**JOB**
Copy each line in the data that includes the word "smartphone".

**SOURCE MATERIAL**

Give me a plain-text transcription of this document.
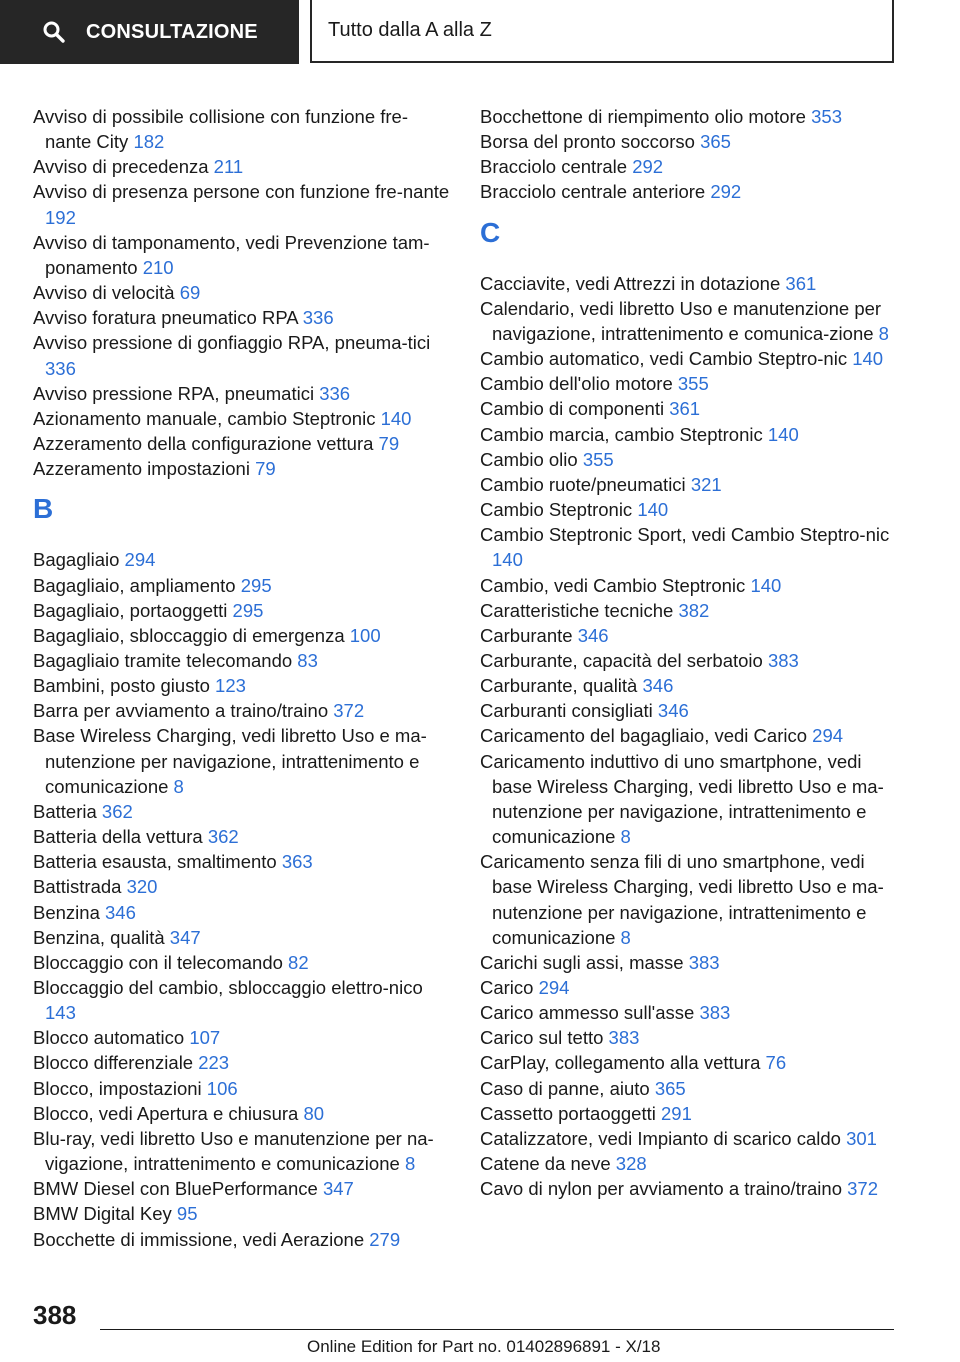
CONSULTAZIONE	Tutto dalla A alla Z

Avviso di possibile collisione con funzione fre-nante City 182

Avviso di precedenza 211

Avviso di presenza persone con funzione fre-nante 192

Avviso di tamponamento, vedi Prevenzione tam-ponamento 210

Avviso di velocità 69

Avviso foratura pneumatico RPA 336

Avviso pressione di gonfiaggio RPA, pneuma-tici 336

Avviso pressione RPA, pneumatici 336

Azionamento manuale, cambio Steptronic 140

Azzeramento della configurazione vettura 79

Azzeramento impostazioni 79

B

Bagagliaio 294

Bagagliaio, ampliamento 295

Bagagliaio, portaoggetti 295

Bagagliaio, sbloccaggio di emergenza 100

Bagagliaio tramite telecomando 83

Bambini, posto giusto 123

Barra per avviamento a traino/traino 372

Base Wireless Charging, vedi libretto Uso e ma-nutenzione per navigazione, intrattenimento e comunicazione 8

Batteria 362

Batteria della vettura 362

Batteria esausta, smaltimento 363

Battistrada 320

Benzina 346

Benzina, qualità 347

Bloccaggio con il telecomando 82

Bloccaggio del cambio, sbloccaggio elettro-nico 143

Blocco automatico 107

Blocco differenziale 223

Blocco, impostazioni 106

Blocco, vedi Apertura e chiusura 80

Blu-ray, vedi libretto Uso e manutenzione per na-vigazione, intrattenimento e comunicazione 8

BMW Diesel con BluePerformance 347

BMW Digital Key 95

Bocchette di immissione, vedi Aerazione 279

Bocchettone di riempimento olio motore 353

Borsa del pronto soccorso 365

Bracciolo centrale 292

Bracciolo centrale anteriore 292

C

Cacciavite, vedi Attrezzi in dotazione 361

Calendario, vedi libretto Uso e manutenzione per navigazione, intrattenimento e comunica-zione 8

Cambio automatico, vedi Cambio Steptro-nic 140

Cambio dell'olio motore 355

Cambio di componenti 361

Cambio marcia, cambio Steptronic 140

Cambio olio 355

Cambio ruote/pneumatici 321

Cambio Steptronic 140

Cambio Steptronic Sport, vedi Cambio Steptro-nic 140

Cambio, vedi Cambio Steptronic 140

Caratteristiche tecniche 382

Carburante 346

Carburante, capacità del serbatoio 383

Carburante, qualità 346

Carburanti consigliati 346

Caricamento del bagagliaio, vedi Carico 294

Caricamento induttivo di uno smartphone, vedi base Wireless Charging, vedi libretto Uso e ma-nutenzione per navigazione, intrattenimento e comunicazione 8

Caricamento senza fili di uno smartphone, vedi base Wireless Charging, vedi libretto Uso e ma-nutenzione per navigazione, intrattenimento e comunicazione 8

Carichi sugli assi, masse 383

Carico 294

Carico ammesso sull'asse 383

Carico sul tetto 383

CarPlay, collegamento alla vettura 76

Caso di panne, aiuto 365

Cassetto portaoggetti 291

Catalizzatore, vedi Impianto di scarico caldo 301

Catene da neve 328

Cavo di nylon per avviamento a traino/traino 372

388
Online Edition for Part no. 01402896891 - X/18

**PROBLEM SOLUTION**
Caricamento induttivo di uno smartphone, vedi base Wireless Charging, vedi libretto Uso e ma-nutenzione per navigazione, intrattenimento e comunicazione 8
Caricamento senza fili di uno smartphone, vedi base Wireless Charging, vedi libretto Uso e ma-nutenzione per navigazione, intrattenimento e comunicazione 8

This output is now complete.